> Suas tarefas:
1. De acordo com a discussão do fórum, onde Sukkubus diz que as comparações devem ficar?
2. Transcreva da discussão do fórum o trecho que vai de "Acredito que isso" até "fazer sistemas .....".
3. Escreva o que vem depois da última frase da discussão do fórum.

> Discussão do fórum:
————————

Tipo, você pode chegar pro fabricante e dizer que leu os termos do contrato e não os aceita. Que exige que o seu equipamento seja enviado sem um S.O para que você possa introduzir um seu GPL. Mas faça a resalva que você exige que mantenham apenas o Hymem.sys. Para que você possa removê-lo sozinho.
 :Big Grin:   :Big Grin:  :twisted: :twisted:

----------


## Jim

huahuahuahuaha....... é cara... o himem.sys é obrigatório... mas no que diz respeito ao sistema ser proprietário... não sei nao.... tem esses spywares que se instalam sozinhos... isso depende muito do que vc acessa com seu sistema... o esquema é ter senha no lilo e segunraça de hardware.. haushduashduash...........

Acho que vou pegar o linux from stratch e criar a meu próprio sistema, pq achar um sistema sem arquivo corrompido nos dias de hj tá comlicado...

----------


## Sukkubus

O objetivo do fórum das *garotas* é interação - e não exclusão. Essas "comparações" não fazem parte do mesmo objetivo, para isso tem off-topic.

Por isso, vamos evitar comentários que provoquem esse tipo de situação, ok? 

Agradeço  :Wink:

----------


## Jim

> O objetivo do fórum das garotas é interação - e não exclusão.
> 
> Por isso, vamos evitar comentários que provoquem esse tipo de situação, ok? 
> 
> Agradeço


Perdoe-nos... mas a carne é fraca...

Não era essa a intenção...

----------


## smvda

> O objetivo do fórum das *garotas* é interação - e não exclusão. Essas "comparações" não fazem parte do mesmo objetivo, para isso tem off-topic.
> 
> Por isso, vamos evitar comentários que provoquem esse tipo de situação, ok? 
> 
> Agradeço



ae sukubus não esquenta não como eu ja disse o pessoal de informatica é bem humorado ... é só ler acima e não pense que somos machistas não eu adoro vcs mulheres !....... em especial uma ..

Abraços .

----------


## smvda

> O objetivo do fórum das *garotas* é interação - e não exclusão. Essas "comparações" não fazem parte do mesmo objetivo, para isso tem off-topic.
> 
> Por isso, vamos evitar comentários que provoquem esse tipo de situação, ok? 
> 
> Agradeço


Acredito que isso não seja descriminação não ...... estamo só uns brincando com os outros nada mais !!!!!!!! minha mina le o fórum quase todo dia e ela até esta estudando para participar do underlinuxgirls ..... ela ta a fim de fazer sistemas .....

————————

> Dados fornecidos:

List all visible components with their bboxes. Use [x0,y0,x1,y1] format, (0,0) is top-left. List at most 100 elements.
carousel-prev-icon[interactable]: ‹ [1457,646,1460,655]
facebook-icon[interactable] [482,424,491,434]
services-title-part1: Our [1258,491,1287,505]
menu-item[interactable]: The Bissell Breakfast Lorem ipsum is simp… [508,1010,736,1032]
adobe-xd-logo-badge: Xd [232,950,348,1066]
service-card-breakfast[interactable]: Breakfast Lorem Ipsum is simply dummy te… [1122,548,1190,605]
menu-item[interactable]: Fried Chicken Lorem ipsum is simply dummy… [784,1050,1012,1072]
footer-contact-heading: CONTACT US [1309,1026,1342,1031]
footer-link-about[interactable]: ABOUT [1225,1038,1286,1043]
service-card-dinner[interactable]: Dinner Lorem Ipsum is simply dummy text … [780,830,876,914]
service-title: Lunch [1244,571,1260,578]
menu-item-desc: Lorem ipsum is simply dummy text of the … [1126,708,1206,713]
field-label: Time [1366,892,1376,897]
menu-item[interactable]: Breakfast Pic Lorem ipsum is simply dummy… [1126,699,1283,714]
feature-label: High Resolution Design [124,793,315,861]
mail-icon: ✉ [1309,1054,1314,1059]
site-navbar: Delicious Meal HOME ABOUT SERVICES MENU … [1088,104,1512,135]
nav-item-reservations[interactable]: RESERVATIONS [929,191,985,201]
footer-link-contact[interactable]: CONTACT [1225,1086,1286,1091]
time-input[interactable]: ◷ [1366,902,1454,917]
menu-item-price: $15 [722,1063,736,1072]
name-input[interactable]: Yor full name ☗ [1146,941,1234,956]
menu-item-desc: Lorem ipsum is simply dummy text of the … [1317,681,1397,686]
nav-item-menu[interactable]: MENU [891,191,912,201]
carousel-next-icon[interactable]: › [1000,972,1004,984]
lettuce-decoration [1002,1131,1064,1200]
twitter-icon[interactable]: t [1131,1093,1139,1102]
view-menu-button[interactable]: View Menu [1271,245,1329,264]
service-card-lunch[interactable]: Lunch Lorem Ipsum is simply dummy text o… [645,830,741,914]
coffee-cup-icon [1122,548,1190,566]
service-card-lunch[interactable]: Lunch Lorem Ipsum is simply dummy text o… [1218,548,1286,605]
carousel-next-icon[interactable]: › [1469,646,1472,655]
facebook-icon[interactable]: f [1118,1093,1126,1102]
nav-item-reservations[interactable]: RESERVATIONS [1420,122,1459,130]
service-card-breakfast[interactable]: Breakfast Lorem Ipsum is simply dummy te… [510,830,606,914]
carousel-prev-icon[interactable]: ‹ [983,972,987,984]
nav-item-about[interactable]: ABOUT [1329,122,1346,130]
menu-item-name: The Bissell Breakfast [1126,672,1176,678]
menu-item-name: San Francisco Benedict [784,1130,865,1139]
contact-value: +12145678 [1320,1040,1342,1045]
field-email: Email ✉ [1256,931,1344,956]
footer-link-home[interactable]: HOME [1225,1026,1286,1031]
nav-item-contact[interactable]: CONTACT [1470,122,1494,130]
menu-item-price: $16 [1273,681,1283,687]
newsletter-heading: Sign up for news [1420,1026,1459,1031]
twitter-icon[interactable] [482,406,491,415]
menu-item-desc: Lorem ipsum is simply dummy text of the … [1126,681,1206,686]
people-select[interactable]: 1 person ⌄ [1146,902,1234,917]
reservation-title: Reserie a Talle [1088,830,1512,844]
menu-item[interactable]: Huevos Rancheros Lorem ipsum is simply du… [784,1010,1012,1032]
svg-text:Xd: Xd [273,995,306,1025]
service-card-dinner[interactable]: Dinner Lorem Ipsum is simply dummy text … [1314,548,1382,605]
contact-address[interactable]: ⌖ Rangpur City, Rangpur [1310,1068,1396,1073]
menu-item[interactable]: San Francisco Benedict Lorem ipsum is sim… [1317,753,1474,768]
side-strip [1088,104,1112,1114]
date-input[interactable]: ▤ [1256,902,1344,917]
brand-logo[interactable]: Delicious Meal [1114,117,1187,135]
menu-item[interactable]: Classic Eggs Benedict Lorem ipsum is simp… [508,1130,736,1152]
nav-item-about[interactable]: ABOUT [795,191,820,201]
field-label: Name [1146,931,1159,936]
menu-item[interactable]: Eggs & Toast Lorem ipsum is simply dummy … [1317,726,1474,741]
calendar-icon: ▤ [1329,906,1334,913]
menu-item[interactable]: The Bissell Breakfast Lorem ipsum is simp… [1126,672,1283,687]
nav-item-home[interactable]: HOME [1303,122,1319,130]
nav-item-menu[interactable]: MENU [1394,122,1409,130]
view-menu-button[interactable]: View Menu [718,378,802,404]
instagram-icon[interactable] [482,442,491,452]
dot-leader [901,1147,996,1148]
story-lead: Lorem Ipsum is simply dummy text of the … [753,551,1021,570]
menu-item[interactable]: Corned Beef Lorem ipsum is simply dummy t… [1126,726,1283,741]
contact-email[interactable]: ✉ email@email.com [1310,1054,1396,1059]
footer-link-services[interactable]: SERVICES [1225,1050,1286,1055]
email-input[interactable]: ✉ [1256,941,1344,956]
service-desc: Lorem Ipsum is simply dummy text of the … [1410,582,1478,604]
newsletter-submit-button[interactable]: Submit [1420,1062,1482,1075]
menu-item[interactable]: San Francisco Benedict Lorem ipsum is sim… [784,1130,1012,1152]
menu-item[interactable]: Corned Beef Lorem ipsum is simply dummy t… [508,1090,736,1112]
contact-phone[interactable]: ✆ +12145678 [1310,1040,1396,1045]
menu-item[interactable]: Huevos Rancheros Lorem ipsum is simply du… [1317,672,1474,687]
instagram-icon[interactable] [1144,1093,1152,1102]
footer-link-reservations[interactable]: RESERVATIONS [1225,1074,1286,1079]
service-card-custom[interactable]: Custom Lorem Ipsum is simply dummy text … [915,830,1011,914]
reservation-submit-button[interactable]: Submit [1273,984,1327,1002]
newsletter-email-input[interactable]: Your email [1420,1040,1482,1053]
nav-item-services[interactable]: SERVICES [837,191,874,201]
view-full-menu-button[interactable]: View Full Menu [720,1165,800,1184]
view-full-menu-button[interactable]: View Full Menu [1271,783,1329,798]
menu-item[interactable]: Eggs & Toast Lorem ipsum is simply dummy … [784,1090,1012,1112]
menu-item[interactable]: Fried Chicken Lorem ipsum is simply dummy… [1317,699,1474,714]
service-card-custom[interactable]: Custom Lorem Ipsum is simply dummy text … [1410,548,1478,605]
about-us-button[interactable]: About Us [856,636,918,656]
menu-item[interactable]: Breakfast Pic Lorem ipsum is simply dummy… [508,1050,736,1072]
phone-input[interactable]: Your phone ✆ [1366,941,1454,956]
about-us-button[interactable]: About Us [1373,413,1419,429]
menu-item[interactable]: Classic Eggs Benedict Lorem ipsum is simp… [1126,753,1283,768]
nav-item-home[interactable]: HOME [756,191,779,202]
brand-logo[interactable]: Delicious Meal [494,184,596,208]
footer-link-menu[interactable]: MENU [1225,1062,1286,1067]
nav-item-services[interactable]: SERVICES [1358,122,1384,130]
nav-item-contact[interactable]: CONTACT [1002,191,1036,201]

————————

> Respostas:
1. No off-topic.

2.
Acredito que isso não seja descriminação não ...... estamo só uns brincando com os outros nada mais !!!!!!!! minha mina le o fórum quase todo dia e ela até esta estudando para participar do underlinuxgirls ..... ela ta a fim de fazer sistemas .....

3.
+ abraços

----------


## Sukkubus

> Postado originalmente por Sukkubus
> 
> O objetivo do fórum das *garotas* é interação - e não exclusão. Essas "comparações" não fazem parte do mesmo objetivo, para isso tem off-topic.
> 
> Por isso, vamos evitar comentários que provoquem esse tipo de situação, ok? 
> 
> Agradeço 
> 
> 
> ...


Peça à ela para participar, será muito bem-vinda  :Wink:

----------


## Bios

> Postado originalmente por Sukkubus
> 
> O objetivo do fórum das *garotas* é interação - e não exclusão. Essas "comparações" não fazem parte do mesmo objetivo, para isso tem off-topic.
> 
> Por isso, vamos evitar comentários que provoquem esse tipo de situação, ok? 
> 
> Agradeço 
> 
> 
> ...



Oii fala pra sua namo aparecer no forum .... 
A gente tem um grupinhu so das meninas .. namoradas dos mocinhus do forum ahahah .... pra trocar idéias .. é bem legal ...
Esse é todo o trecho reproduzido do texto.